-- Exercise brief --
Copy out the lines that have "mine" in them.

(Data records)
####

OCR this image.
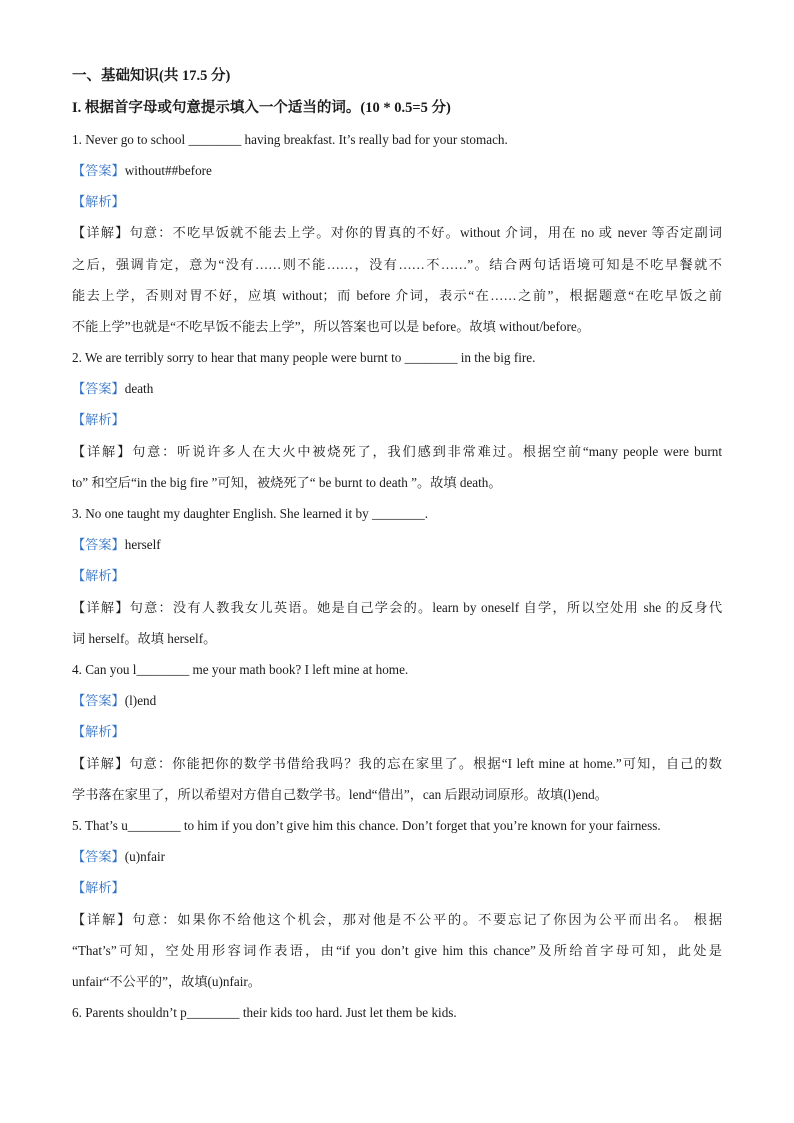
一、基础知识(共 17.5 分)
I. 根据首字母或句意提示填入一个适当的词。(10 * 0.5=5 分)
1. Never go to school ________ having breakfast. It’s really bad for your stomach.
【答案】without##before
【解析】
【详解】句意：不吃早饭就不能去上学。对你的胃真的不好。without 介词，用在 no 或 never 等否定副词
之后，强调肯定，意为“没有……则不能……，没有……不……”。结合两句话语境可知是不吃早餐就不
能去上学，否则对胃不好，应填 without；而 before 介词，表示“在……之前”，根据题意“在吃早饭之前
不能上学”也就是“不吃早饭不能去上学”，所以答案也可以是 before。故填 without/before。
2. We are terribly sorry to hear that many people were burnt to ________ in the big fire.
【答案】death
【解析】
【详解】句意：听说许多人在大火中被烧死了，我们感到非常难过。根据空前“many people were burnt
to” 和空后“in the big fire ”可知，被烧死了“ be burnt to death ”。故填 death。
3. No one taught my daughter English. She learned it by ________.
【答案】herself
【解析】
【详解】句意：没有人教我女儿英语。她是自己学会的。learn by oneself 自学，所以空处用 she 的反身代
词 herself。故填 herself。
4. Can you l________ me your math book? I left mine at home.
【答案】(l)end
【解析】
【详解】句意：你能把你的数学书借给我吗？我的忘在家里了。根据“I left mine at home.”可知，自己的数
学书落在家里了，所以希望对方借自己数学书。lend“借出”，can 后跟动词原形。故填(l)end。
5. That’s u________ to him if you don’t give him this chance. Don’t forget that you’re known for your fairness.
【答案】(u)nfair
【解析】
【详解】句意：如果你不给他这个机会，那对他是不公平的。不要忘记了你因为公平而出名。 根据
“That’s”可知，空处用形容词作表语，由“if you don’t give him this chance”及所给首字母可知，此处是
unfair“不公平的”，故填(u)nfair。
6. Parents shouldn’t p________ their kids too hard. Just let them be kids.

####

-- The completed task --
4. Can you l________ me your math book? I left mine at home.
【详解】句意：你能把你的数学书借给我吗？我的忘在家里了。根据“I left mine at home.”可知，自己的数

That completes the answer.